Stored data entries
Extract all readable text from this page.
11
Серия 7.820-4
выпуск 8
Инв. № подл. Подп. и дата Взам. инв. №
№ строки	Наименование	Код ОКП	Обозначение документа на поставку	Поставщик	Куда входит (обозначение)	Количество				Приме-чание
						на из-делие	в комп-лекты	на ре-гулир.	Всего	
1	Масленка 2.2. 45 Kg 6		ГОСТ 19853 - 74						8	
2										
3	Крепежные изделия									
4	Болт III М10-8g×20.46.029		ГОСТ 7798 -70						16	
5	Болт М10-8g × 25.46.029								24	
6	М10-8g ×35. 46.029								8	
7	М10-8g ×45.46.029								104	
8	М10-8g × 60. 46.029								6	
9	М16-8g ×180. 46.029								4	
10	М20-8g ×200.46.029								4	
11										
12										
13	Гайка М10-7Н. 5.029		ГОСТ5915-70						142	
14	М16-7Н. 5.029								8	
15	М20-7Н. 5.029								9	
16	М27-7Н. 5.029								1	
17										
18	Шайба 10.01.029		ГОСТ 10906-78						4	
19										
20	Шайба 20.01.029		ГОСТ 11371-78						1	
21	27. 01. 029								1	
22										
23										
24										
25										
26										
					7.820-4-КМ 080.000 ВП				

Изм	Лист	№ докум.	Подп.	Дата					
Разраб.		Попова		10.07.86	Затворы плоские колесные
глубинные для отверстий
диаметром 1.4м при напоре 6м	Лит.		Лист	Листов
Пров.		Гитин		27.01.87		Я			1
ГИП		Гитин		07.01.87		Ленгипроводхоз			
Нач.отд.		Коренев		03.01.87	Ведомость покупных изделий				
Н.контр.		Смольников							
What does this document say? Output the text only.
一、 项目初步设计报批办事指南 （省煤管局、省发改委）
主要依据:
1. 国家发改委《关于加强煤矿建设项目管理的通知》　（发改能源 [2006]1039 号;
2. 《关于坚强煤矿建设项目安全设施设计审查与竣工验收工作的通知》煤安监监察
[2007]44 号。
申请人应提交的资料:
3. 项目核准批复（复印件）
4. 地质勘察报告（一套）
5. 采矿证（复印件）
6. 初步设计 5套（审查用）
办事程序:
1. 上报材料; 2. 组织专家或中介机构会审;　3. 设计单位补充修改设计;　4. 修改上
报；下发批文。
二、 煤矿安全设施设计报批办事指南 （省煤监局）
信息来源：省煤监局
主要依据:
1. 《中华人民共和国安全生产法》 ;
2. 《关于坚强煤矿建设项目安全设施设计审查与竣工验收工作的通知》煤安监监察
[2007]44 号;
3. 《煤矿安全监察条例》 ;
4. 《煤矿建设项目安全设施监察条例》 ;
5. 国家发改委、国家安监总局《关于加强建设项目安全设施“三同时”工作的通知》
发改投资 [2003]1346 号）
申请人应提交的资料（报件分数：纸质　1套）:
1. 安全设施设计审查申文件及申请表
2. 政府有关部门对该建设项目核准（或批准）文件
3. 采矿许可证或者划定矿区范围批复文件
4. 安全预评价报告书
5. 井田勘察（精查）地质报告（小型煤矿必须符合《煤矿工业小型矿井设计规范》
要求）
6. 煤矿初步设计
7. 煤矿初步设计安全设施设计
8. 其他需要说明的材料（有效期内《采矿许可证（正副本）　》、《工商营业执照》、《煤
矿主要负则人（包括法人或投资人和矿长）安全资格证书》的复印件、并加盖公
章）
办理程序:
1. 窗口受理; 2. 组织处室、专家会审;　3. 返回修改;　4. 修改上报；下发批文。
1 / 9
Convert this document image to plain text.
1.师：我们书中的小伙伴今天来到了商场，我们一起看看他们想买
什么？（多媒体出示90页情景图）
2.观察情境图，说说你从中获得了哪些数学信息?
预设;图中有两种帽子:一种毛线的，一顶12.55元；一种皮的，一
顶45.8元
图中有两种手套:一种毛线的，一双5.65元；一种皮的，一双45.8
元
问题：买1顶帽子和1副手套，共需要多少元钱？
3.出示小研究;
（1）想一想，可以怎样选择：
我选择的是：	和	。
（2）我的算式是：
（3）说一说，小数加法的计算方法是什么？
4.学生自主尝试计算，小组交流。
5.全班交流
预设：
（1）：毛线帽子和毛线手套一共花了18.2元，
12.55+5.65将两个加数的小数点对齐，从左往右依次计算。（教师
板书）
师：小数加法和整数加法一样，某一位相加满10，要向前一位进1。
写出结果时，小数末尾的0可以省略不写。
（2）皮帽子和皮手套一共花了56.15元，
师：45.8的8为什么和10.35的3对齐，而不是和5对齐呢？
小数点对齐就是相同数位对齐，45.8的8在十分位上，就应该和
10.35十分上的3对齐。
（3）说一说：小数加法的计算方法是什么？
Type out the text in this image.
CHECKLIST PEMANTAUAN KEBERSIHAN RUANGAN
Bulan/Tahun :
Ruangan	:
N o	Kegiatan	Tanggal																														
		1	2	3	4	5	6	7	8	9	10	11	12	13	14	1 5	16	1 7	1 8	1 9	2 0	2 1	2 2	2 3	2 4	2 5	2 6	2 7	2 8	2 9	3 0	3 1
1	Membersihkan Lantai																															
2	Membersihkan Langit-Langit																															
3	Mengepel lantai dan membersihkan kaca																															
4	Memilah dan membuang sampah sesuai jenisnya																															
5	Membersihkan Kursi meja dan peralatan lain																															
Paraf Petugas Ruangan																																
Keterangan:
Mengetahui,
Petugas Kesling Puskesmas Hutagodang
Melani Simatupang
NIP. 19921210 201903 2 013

▶ [Work required] Restate the listing in full, word for word.

▶ [Exercise solution]
Extract all readable text from this page.
11
Серия 7.820-4
выпуск 8
Инв. № подл. Подп. и дата Взам. инв. №
№ строки	Наименование	Код ОКП	Обозначение документа на поставку	Поставщик	Куда входит (обозначение)	Количество				Приме-чание
						на из-делие	в комп-лекты	на ре-гулир.	Всего	
1	Масленка 2.2. 45 Kg 6		ГОСТ 19853 - 74						8	
2										
3	Крепежные изделия									
4	Болт III М10-8g×20.46.029		ГОСТ 7798 -70						16	
5	Болт М10-8g × 25.46.029								24	
6	М10-8g ×35. 46.029								8	
7	М10-8g ×45.46.029								104	
8	М10-8g × 60. 46.029								6	
9	М16-8g ×180. 46.029								4	
10	М20-8g ×200.46.029								4	
11										
12										
13	Гайка М10-7Н. 5.029		ГОСТ5915-70						142	
14	М16-7Н. 5.029								8	
15	М20-7Н. 5.029								9	
16	М27-7Н. 5.029								1	
17										
18	Шайба 10.01.029		ГОСТ 10906-78						4	
19										
20	Шайба 20.01.029		ГОСТ 11371-78						1	
21	27. 01. 029								1	
22										
23										
24										
25										
26										
					7.820-4-КМ 080.000 ВП				

Изм	Лист	№ докум.	Подп.	Дата					
Разраб.		Попова		10.07.86	Затворы плоские колесные
глубинные для отверстий
диаметром 1.4м при напоре 6м	Лит.		Лист	Листов
Пров.		Гитин		27.01.87		Я			1
ГИП		Гитин		07.01.87		Ленгипроводхоз			
Нач.отд.		Коренев		03.01.87	Ведомость покупных изделий				
Н.контр.		Смольников							
What does this document say? Output the text only.
一、 项目初步设计报批办事指南 （省煤管局、省发改委）
主要依据:
1. 国家发改委《关于加强煤矿建设项目管理的通知》　（发改能源 [2006]1039 号;
2. 《关于坚强煤矿建设项目安全设施设计审查与竣工验收工作的通知》煤安监监察
[2007]44 号。
申请人应提交的资料:
3. 项目核准批复（复印件）
4. 地质勘察报告（一套）
5. 采矿证（复印件）
6. 初步设计 5套（审查用）
办事程序:
1. 上报材料; 2. 组织专家或中介机构会审;　3. 设计单位补充修改设计;　4. 修改上
报；下发批文。
二、 煤矿安全设施设计报批办事指南 （省煤监局）
信息来源：省煤监局
主要依据:
1. 《中华人民共和国安全生产法》 ;
2. 《关于坚强煤矿建设项目安全设施设计审查与竣工验收工作的通知》煤安监监察
[2007]44 号;
3. 《煤矿安全监察条例》 ;
4. 《煤矿建设项目安全设施监察条例》 ;
5. 国家发改委、国家安监总局《关于加强建设项目安全设施“三同时”工作的通知》
发改投资 [2003]1346 号）
申请人应提交的资料（报件分数：纸质　1套）:
1. 安全设施设计审查申文件及申请表
2. 政府有关部门对该建设项目核准（或批准）文件
3. 采矿许可证或者划定矿区范围批复文件
4. 安全预评价报告书
5. 井田勘察（精查）地质报告（小型煤矿必须符合《煤矿工业小型矿井设计规范》
要求）
6. 煤矿初步设计
7. 煤矿初步设计安全设施设计
8. 其他需要说明的材料（有效期内《采矿许可证（正副本）　》、《工商营业执照》、《煤
矿主要负则人（包括法人或投资人和矿长）安全资格证书》的复印件、并加盖公
章）
办理程序:
1. 窗口受理; 2. 组织处室、专家会审;　3. 返回修改;　4. 修改上报；下发批文。
1 / 9
Convert this document image to plain text.
1.师：我们书中的小伙伴今天来到了商场，我们一起看看他们想买
什么？（多媒体出示90页情景图）
2.观察情境图，说说你从中获得了哪些数学信息?
预设;图中有两种帽子:一种毛线的，一顶12.55元；一种皮的，一
顶45.8元
图中有两种手套:一种毛线的，一双5.65元；一种皮的，一双45.8
元
问题：买1顶帽子和1副手套，共需要多少元钱？
3.出示小研究;
（1）想一想，可以怎样选择：
我选择的是：	和	。
（2）我的算式是：
（3）说一说，小数加法的计算方法是什么？
4.学生自主尝试计算，小组交流。
5.全班交流
预设：
（1）：毛线帽子和毛线手套一共花了18.2元，
12.55+5.65将两个加数的小数点对齐，从左往右依次计算。（教师
板书）
师：小数加法和整数加法一样，某一位相加满10，要向前一位进1。
写出结果时，小数末尾的0可以省略不写。
（2）皮帽子和皮手套一共花了56.15元，
师：45.8的8为什么和10.35的3对齐，而不是和5对齐呢？
小数点对齐就是相同数位对齐，45.8的8在十分位上，就应该和
10.35十分上的3对齐。
（3）说一说：小数加法的计算方法是什么？
Type out the text in this image.
CHECKLIST PEMANTAUAN KEBERSIHAN RUANGAN
Bulan/Tahun :
Ruangan	:
N o	Kegiatan	Tanggal																														
		1	2	3	4	5	6	7	8	9	10	11	12	13	14	1 5	16	1 7	1 8	1 9	2 0	2 1	2 2	2 3	2 4	2 5	2 6	2 7	2 8	2 9	3 0	3 1
1	Membersihkan Lantai																															
2	Membersihkan Langit-Langit																															
3	Mengepel lantai dan membersihkan kaca																															
4	Memilah dan membuang sampah sesuai jenisnya																															
5	Membersihkan Kursi meja dan peralatan lain																															
Paraf Petugas Ruangan																																
Keterangan:
Mengetahui,
Petugas Kesling Puskesmas Hutagodang
Melani Simatupang
NIP. 19921210 201903 2 013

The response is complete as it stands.